## PROBLEM TO SOLVE
Retype the complete listing exactly as it appears.

## INPUT RECORDS
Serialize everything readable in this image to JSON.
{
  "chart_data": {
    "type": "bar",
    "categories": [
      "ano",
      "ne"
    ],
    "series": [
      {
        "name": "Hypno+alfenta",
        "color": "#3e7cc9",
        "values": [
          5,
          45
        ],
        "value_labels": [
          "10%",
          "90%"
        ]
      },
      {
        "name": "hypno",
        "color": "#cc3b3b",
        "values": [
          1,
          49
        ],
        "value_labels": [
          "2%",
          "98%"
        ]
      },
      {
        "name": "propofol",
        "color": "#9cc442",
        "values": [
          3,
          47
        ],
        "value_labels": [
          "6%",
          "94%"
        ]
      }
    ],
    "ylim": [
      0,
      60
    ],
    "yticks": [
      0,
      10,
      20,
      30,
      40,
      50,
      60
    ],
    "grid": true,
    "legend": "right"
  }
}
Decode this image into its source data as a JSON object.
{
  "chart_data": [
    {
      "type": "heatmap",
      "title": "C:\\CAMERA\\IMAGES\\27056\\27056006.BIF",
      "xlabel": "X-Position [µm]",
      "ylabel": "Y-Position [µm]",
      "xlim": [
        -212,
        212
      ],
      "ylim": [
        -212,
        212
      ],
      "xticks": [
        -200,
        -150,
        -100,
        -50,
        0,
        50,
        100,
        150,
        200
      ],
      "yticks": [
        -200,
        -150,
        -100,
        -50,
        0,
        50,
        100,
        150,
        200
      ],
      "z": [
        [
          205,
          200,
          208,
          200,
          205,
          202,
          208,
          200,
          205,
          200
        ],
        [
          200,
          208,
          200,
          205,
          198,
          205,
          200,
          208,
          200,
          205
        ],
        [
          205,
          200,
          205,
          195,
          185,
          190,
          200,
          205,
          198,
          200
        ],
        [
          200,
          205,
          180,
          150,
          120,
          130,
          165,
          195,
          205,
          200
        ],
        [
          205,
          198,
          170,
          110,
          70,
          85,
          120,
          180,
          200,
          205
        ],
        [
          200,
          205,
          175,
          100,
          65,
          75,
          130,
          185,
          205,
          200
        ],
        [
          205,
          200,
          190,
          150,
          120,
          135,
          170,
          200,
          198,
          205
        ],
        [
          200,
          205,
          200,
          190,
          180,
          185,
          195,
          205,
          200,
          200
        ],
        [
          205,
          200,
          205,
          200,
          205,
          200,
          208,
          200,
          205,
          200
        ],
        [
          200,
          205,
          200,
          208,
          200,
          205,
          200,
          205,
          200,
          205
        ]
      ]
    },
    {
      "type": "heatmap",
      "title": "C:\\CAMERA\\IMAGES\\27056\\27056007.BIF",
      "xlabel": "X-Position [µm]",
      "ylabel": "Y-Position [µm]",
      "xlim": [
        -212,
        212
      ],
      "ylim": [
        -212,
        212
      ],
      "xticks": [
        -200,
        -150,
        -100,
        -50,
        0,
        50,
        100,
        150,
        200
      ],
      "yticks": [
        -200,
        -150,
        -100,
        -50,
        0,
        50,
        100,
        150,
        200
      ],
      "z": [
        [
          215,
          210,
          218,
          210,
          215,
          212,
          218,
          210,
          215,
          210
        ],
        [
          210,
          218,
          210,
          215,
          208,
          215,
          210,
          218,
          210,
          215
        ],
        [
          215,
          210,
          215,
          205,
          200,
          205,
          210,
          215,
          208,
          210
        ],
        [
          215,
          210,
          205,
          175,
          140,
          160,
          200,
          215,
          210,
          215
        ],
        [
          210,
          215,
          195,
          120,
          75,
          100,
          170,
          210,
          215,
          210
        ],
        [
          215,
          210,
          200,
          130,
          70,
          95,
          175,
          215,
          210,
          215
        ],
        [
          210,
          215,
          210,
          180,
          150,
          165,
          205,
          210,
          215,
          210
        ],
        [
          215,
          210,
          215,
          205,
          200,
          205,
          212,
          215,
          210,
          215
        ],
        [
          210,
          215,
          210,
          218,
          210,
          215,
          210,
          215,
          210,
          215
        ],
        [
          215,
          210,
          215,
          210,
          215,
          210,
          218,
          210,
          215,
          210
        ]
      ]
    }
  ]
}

## RESPONSE TO THIS EXERCISE
Serialize everything readable in this image to JSON.
{
  "chart_data": {
    "type": "bar",
    "categories": [
      "ano",
      "ne"
    ],
    "series": [
      {
        "name": "Hypno+alfenta",
        "color": "#3e7cc9",
        "values": [
          5,
          45
        ],
        "value_labels": [
          "10%",
          "90%"
        ]
      },
      {
        "name": "hypno",
        "color": "#cc3b3b",
        "values": [
          1,
          49
        ],
        "value_labels": [
          "2%",
          "98%"
        ]
      },
      {
        "name": "propofol",
        "color": "#9cc442",
        "values": [
          3,
          47
        ],
        "value_labels": [
          "6%",
          "94%"
        ]
      }
    ],
    "ylim": [
      0,
      60
    ],
    "yticks": [
      0,
      10,
      20,
      30,
      40,
      50,
      60
    ],
    "grid": true,
    "legend": "right"
  }
}
Decode this image into its source data as a JSON object.
{
  "chart_data": [
    {
      "type": "heatmap",
      "title": "C:\\CAMERA\\IMAGES\\27056\\27056006.BIF",
      "xlabel": "X-Position [µm]",
      "ylabel": "Y-Position [µm]",
      "xlim": [
        -212,
        212
      ],
      "ylim": [
        -212,
        212
      ],
      "xticks": [
        -200,
        -150,
        -100,
        -50,
        0,
        50,
        100,
        150,
        200
      ],
      "yticks": [
        -200,
        -150,
        -100,
        -50,
        0,
        50,
        100,
        150,
        200
      ],
      "z": [
        [
          205,
          200,
          208,
          200,
          205,
          202,
          208,
          200,
          205,
          200
        ],
        [
          200,
          208,
          200,
          205,
          198,
          205,
          200,
          208,
          200,
          205
        ],
        [
          205,
          200,
          205,
          195,
          185,
          190,
          200,
          205,
          198,
          200
        ],
        [
          200,
          205,
          180,
          150,
          120,
          130,
          165,
          195,
          205,
          200
        ],
        [
          205,
          198,
          170,
          110,
          70,
          85,
          120,
          180,
          200,
          205
        ],
        [
          200,
          205,
          175,
          100,
          65,
          75,
          130,
          185,
          205,
          200
        ],
        [
          205,
          200,
          190,
          150,
          120,
          135,
          170,
          200,
          198,
          205
        ],
        [
          200,
          205,
          200,
          190,
          180,
          185,
          195,
          205,
          200,
          200
        ],
        [
          205,
          200,
          205,
          200,
          205,
          200,
          208,
          200,
          205,
          200
        ],
        [
          200,
          205,
          200,
          208,
          200,
          205,
          200,
          205,
          200,
          205
        ]
      ]
    },
    {
      "type": "heatmap",
      "title": "C:\\CAMERA\\IMAGES\\27056\\27056007.BIF",
      "xlabel": "X-Position [µm]",
      "ylabel": "Y-Position [µm]",
      "xlim": [
        -212,
        212
      ],
      "ylim": [
        -212,
        212
      ],
      "xticks": [
        -200,
        -150,
        -100,
        -50,
        0,
        50,
        100,
        150,
        200
      ],
      "yticks": [
        -200,
        -150,
        -100,
        -50,
        0,
        50,
        100,
        150,
        200
      ],
      "z": [
        [
          215,
          210,
          218,
          210,
          215,
          212,
          218,
          210,
          215,
          210
        ],
        [
          210,
          218,
          210,
          215,
          208,
          215,
          210,
          218,
          210,
          215
        ],
        [
          215,
          210,
          215,
          205,
          200,
          205,
          210,
          215,
          208,
          210
        ],
        [
          215,
          210,
          205,
          175,
          140,
          160,
          200,
          215,
          210,
          215
        ],
        [
          210,
          215,
          195,
          120,
          75,
          100,
          170,
          210,
          215,
          210
        ],
        [
          215,
          210,
          200,
          130,
          70,
          95,
          175,
          215,
          210,
          215
        ],
        [
          210,
          215,
          210,
          180,
          150,
          165,
          205,
          210,
          215,
          210
        ],
        [
          215,
          210,
          215,
          205,
          200,
          205,
          212,
          215,
          210,
          215
        ],
        [
          210,
          215,
          210,
          218,
          210,
          215,
          210,
          215,
          210,
          215
        ],
        [
          215,
          210,
          215,
          210,
          215,
          210,
          218,
          210,
          215,
          210
        ]
      ]
    }
  ]
}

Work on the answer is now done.